▸ Problem requirements
Locate each line holding the string "color" and copy it.

▸ Supplied data
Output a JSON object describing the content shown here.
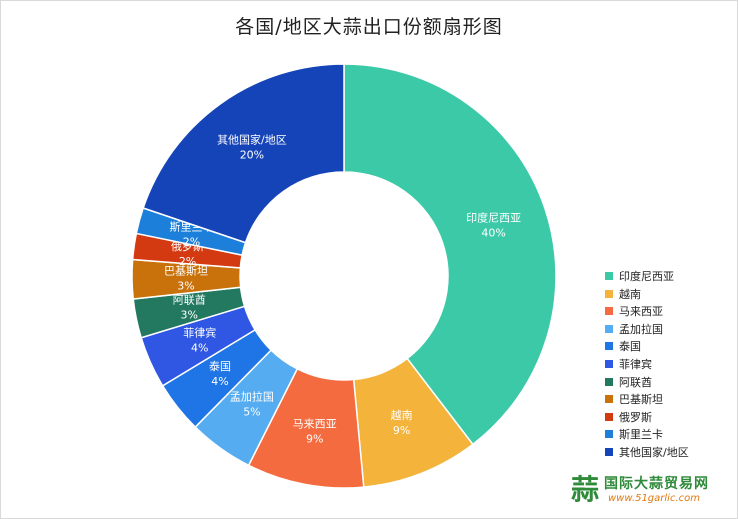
{
  "chart_data": {
    "type": "pie",
    "variant": "donut",
    "title": "各国/地区大蒜出口份额扇形图",
    "unit": "%",
    "legend_position": "right-bottom",
    "slices": [
      {
        "label": "印度尼西亚",
        "value": 40,
        "value_label": "40%",
        "color": "#3cc9a8"
      },
      {
        "label": "越南",
        "value": 9,
        "value_label": "9%",
        "color": "#f4b33b"
      },
      {
        "label": "马来西亚",
        "value": 9,
        "value_label": "9%",
        "color": "#f36b3f"
      },
      {
        "label": "孟加拉国",
        "value": 5,
        "value_label": "5%",
        "color": "#55acf0"
      },
      {
        "label": "泰国",
        "value": 4,
        "value_label": "4%",
        "color": "#1f74e6"
      },
      {
        "label": "菲律宾",
        "value": 4,
        "value_label": "4%",
        "color": "#2f57e4"
      },
      {
        "label": "阿联酋",
        "value": 3,
        "value_label": "3%",
        "color": "#237960"
      },
      {
        "label": "巴基斯坦",
        "value": 3,
        "value_label": "3%",
        "color": "#c9720c"
      },
      {
        "label": "俄罗斯",
        "value": 2,
        "value_label": "2%",
        "color": "#d33a12"
      },
      {
        "label": "斯里兰卡",
        "value": 2,
        "value_label": "2%",
        "color": "#1c7fd9"
      },
      {
        "label": "其他国家/地区",
        "value": 20,
        "value_label": "20%",
        "color": "#1543b8"
      }
    ]
  },
  "watermark": {
    "icon_glyph": "蒜",
    "name": "国际大蒜贸易网",
    "url": "www.51garlic.com"
  }
}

▸ Result of this task
        "color": "#3cc9a8"
        "color": "#f4b33b"
        "color": "#f36b3f"
        "color": "#55acf0"
        "color": "#1f74e6"
        "color": "#2f57e4"
        "color": "#237960"
        "color": "#c9720c"
        "color": "#d33a12"
        "color": "#1c7fd9"
        "color": "#1543b8"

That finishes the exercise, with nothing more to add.